** Begin **

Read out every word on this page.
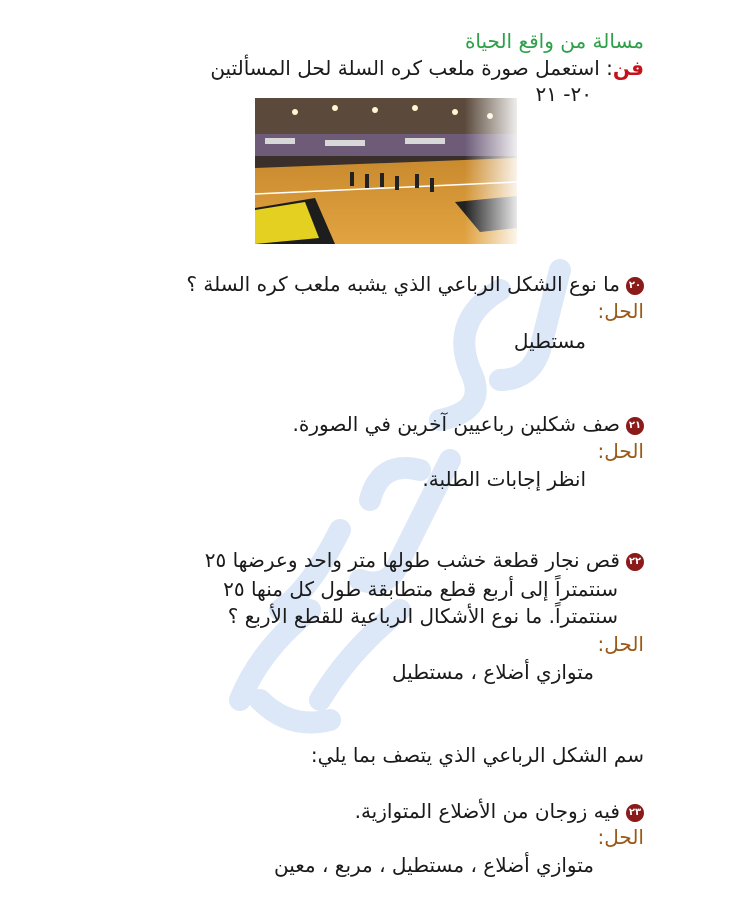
مسالة من واقع الحياة
فن: استعمل صورة ملعب كره السلة لحل المسألتين
٢٠- ٢١
٢٠ما نوع الشكل الرباعي الذي يشبه ملعب كره السلة ؟
الحل:
مستطيل
٢١صف شكلين رباعيين آخرين في الصورة.
الحل:
انظر إجابات الطلبة.
٢٢قص نجار قطعة خشب طولها متر واحد وعرضها ٢٥
سنتمتراً إلى أربع قطع متطابقة طول كل منها ٢٥
سنتمتراً. ما نوع الأشكال الرباعية للقطع الأربع ؟
الحل:
متوازي أضلاع ، مستطيل
سم الشكل الرباعي الذي يتصف بما يلي:
٢٣فيه زوجان من الأضلاع المتوازية.
الحل:
متوازي أضلاع ، مستطيل ، مربع ، معين
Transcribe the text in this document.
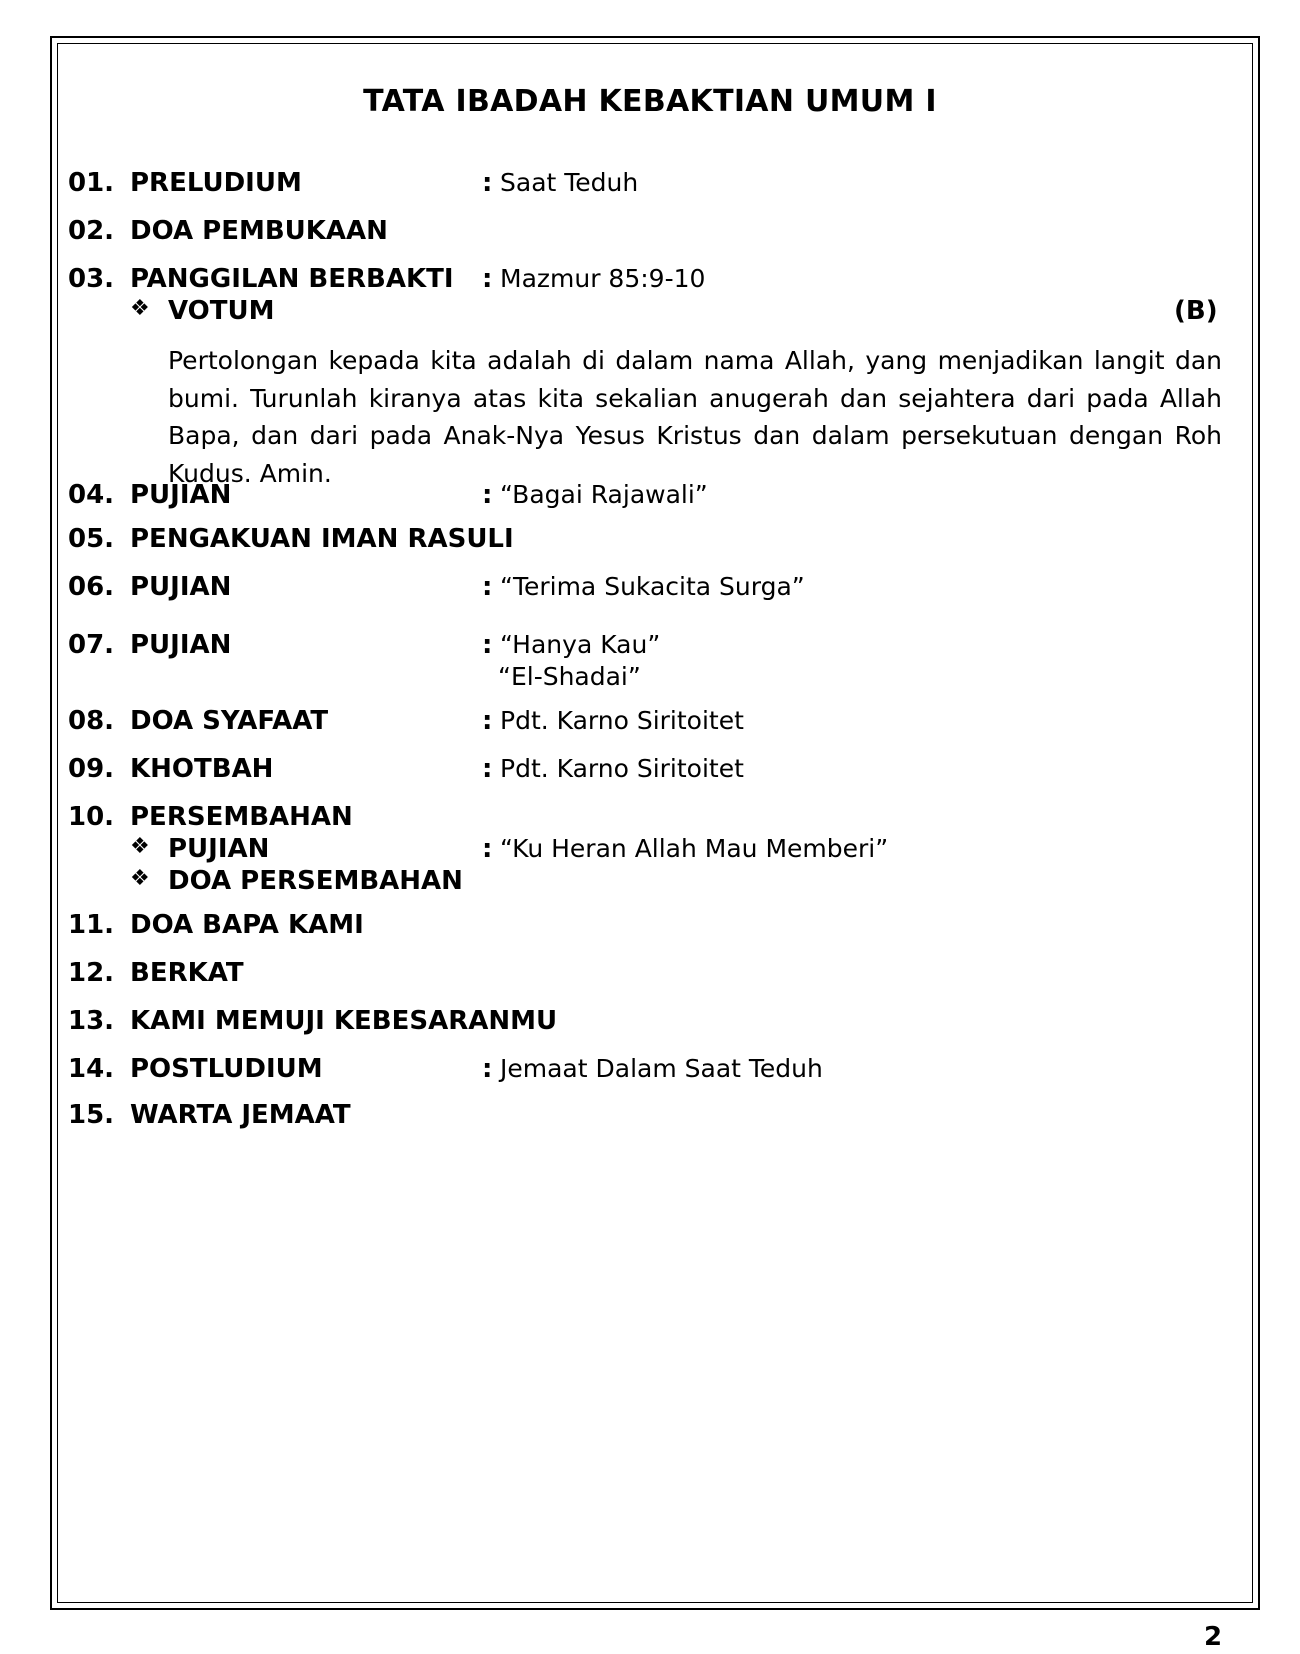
TATA IBADAH KEBAKTIAN UMUM I
01. PRELUDIUM	: Saat Teduh
02. DOA PEMBUKAAN
03. PANGGILAN BERBAKTI : Mazmur 85:9-10
❖ VOTUM	(B)
Pertolongan kepada kita adalah di dalam nama Allah, yang menjadikan langit dan bumi. Turunlah kiranya atas kita sekalian anugerah dan sejahtera dari pada Allah Bapa, dan dari pada Anak-Nya Yesus Kristus dan dalam persekutuan dengan Roh Kudus. Amin.
04. PUJIAN	: “Bagai Rajawali”
05. PENGAKUAN IMAN RASULI
06. PUJIAN	: “Terima Sukacita Surga”
07. PUJIAN	: “Hanya Kau”
“El-Shadai”
08. DOA SYAFAAT	: Pdt. Karno Siritoitet
09. KHOTBAH	: Pdt. Karno Siritoitet
10. PERSEMBAHAN
❖ PUJIAN	: “Ku Heran Allah Mau Memberi”
❖ DOA PERSEMBAHAN
11. DOA BAPA KAMI
12. BERKAT
13. KAMI MEMUJI KEBESARANMU
14. POSTLUDIUM	: Jemaat Dalam Saat Teduh
15. WARTA JEMAAT
2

** End **

→ The problem:
Output the data exactly. Pictures don't belong in the result.

→ Task response:
Read out every word on this page.
مسالة من واقع الحياة
فن: استعمل صورة ملعب كره السلة لحل المسألتين
٢٠- ٢١
٢٠ما نوع الشكل الرباعي الذي يشبه ملعب كره السلة ؟
الحل:
مستطيل
٢١صف شكلين رباعيين آخرين في الصورة.
الحل:
انظر إجابات الطلبة.
٢٢قص نجار قطعة خشب طولها متر واحد وعرضها ٢٥
سنتمتراً إلى أربع قطع متطابقة طول كل منها ٢٥
سنتمتراً. ما نوع الأشكال الرباعية للقطع الأربع ؟
الحل:
متوازي أضلاع ، مستطيل
سم الشكل الرباعي الذي يتصف بما يلي:
٢٣فيه زوجان من الأضلاع المتوازية.
الحل:
متوازي أضلاع ، مستطيل ، مربع ، معين
Transcribe the text in this document.
TATA IBADAH KEBAKTIAN UMUM I
01. PRELUDIUM	: Saat Teduh
02. DOA PEMBUKAAN
03. PANGGILAN BERBAKTI : Mazmur 85:9-10
❖ VOTUM	(B)
Pertolongan kepada kita adalah di dalam nama Allah, yang menjadikan langit dan bumi. Turunlah kiranya atas kita sekalian anugerah dan sejahtera dari pada Allah Bapa, dan dari pada Anak-Nya Yesus Kristus dan dalam persekutuan dengan Roh Kudus. Amin.
04. PUJIAN	: “Bagai Rajawali”
05. PENGAKUAN IMAN RASULI
06. PUJIAN	: “Terima Sukacita Surga”
07. PUJIAN	: “Hanya Kau”
“El-Shadai”
08. DOA SYAFAAT	: Pdt. Karno Siritoitet
09. KHOTBAH	: Pdt. Karno Siritoitet
10. PERSEMBAHAN
❖ PUJIAN	: “Ku Heran Allah Mau Memberi”
❖ DOA PERSEMBAHAN
11. DOA BAPA KAMI
12. BERKAT
13. KAMI MEMUJI KEBESARANMU
14. POSTLUDIUM	: Jemaat Dalam Saat Teduh
15. WARTA JEMAAT
2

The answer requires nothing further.